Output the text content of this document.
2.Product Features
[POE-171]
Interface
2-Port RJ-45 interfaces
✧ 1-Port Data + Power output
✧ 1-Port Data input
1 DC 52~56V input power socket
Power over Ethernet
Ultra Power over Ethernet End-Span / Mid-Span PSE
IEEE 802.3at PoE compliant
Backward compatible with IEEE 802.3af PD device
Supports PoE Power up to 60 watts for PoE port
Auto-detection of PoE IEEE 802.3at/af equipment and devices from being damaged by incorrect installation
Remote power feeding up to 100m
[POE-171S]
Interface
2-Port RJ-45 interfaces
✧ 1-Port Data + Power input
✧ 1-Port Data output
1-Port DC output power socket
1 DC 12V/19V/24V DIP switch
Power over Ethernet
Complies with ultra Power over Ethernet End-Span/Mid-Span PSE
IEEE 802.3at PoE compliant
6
***
◆ **WORK TO BE COMPLETED**:
Retype all of the data shown above, word for word.

◆ **RESPONSE BELOW**:
Output the text content of this document.
2.Product Features
[POE-171]
Interface
2-Port RJ-45 interfaces
✧ 1-Port Data + Power output
✧ 1-Port Data input
1 DC 52~56V input power socket
Power over Ethernet
Ultra Power over Ethernet End-Span / Mid-Span PSE
IEEE 802.3at PoE compliant
Backward compatible with IEEE 802.3af PD device
Supports PoE Power up to 60 watts for PoE port
Auto-detection of PoE IEEE 802.3at/af equipment and devices from being damaged by incorrect installation
Remote power feeding up to 100m
[POE-171S]
Interface
2-Port RJ-45 interfaces
✧ 1-Port Data + Power input
✧ 1-Port Data output
1-Port DC output power socket
1 DC 12V/19V/24V DIP switch
Power over Ethernet
Complies with ultra Power over Ethernet End-Span/Mid-Span PSE
IEEE 802.3at PoE compliant
6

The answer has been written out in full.